Work out how many lines hold "document". Give the number and nothing else.

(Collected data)

* * * *

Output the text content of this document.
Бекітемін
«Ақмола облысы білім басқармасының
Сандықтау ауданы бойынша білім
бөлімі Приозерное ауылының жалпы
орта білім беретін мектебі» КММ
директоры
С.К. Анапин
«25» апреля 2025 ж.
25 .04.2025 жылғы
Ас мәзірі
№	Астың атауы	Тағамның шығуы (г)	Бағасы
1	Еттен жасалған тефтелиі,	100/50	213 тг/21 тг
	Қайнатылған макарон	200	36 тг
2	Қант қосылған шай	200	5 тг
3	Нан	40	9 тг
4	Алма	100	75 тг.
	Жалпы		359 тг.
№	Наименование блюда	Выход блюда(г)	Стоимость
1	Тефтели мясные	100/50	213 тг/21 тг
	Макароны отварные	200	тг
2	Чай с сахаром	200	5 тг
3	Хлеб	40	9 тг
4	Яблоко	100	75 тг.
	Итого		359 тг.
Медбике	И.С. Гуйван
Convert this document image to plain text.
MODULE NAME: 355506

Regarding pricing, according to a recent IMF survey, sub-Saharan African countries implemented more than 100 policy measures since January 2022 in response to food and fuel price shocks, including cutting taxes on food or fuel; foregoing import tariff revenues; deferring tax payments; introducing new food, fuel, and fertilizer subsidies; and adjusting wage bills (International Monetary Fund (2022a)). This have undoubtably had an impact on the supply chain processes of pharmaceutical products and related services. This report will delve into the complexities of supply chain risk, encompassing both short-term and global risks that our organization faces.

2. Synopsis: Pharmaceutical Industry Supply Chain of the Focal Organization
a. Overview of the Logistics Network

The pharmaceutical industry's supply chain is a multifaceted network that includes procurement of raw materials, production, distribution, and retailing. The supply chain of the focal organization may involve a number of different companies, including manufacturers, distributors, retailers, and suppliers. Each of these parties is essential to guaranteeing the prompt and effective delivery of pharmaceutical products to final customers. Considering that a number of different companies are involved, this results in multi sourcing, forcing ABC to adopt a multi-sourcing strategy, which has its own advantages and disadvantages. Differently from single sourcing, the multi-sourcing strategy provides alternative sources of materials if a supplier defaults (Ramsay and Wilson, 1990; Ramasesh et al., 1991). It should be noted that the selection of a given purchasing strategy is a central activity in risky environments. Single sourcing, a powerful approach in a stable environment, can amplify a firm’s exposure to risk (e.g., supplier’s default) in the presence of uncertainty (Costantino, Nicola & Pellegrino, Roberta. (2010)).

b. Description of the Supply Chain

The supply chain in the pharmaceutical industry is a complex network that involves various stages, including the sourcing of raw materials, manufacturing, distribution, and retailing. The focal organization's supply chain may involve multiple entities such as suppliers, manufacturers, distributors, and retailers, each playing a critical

* * * *

◆ RESPONSE:
2